WHAT IS ASKED:
Repeat the material exactly as it appears.

- - -

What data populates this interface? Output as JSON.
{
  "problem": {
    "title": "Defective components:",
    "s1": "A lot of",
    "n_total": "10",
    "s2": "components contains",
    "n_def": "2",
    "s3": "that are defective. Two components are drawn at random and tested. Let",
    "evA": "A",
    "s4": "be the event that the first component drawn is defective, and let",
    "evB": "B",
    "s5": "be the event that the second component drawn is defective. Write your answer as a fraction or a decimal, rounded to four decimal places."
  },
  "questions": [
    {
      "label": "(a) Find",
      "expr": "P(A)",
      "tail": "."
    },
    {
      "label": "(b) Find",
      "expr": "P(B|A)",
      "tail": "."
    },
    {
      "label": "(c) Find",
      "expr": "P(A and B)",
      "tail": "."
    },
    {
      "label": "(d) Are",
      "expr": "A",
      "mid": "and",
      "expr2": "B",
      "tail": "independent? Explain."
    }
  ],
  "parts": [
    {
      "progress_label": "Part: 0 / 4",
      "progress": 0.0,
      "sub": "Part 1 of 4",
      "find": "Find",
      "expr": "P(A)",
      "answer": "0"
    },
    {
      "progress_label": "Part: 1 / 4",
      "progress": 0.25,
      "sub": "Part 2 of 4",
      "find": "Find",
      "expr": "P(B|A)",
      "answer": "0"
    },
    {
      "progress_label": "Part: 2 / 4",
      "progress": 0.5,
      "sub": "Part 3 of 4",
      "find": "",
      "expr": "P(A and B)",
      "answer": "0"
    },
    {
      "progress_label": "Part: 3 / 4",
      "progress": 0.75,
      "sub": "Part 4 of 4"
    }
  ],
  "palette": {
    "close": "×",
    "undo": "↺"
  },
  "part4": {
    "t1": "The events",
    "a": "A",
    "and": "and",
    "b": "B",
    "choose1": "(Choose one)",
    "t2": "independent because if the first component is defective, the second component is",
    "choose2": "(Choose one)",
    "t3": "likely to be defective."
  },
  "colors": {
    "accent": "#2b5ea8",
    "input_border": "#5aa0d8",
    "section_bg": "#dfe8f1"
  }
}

- - -

CORRECT ANSWER:
What data populates this interface? Output as JSON.
{
  "problem": {
    "title": "Defective components:",
    "s1": "A lot of",
    "n_total": "10",
    "s2": "components contains",
    "n_def": "2",
    "s3": "that are defective. Two components are drawn at random and tested. Let",
    "evA": "A",
    "s4": "be the event that the first component drawn is defective, and let",
    "evB": "B",
    "s5": "be the event that the second component drawn is defective. Write your answer as a fraction or a decimal, rounded to four decimal places."
  },
  "questions": [
    {
      "label": "(a) Find",
      "expr": "P(A)",
      "tail": "."
    },
    {
      "label": "(b) Find",
      "expr": "P(B|A)",
      "tail": "."
    },
    {
      "label": "(c) Find",
      "expr": "P(A and B)",
      "tail": "."
    },
    {
      "label": "(d) Are",
      "expr": "A",
      "mid": "and",
      "expr2": "B",
      "tail": "independent? Explain."
    }
  ],
  "parts": [
    {
      "progress_label": "Part: 0 / 4",
      "progress": 0.0,
      "sub": "Part 1 of 4",
      "find": "Find",
      "expr": "P(A)",
      "answer": "0"
    },
    {
      "progress_label": "Part: 1 / 4",
      "progress": 0.25,
      "sub": "Part 2 of 4",
      "find": "Find",
      "expr": "P(B|A)",
      "answer": "0"
    },
    {
      "progress_label": "Part: 2 / 4",
      "progress": 0.5,
      "sub": "Part 3 of 4",
      "find": "",
      "expr": "P(A and B)",
      "answer": "0"
    },
    {
      "progress_label": "Part: 3 / 4",
      "progress": 0.75,
      "sub": "Part 4 of 4"
    }
  ],
  "palette": {
    "close": "×",
    "undo": "↺"
  },
  "part4": {
    "t1": "The events",
    "a": "A",
    "and": "and",
    "b": "B",
    "choose1": "(Choose one)",
    "t2": "independent because if the first component is defective, the second component is",
    "choose2": "(Choose one)",
    "t3": "likely to be defective."
  },
  "colors": {
    "accent": "#2b5ea8",
    "input_border": "#5aa0d8",
    "section_bg": "#dfe8f1"
  }
}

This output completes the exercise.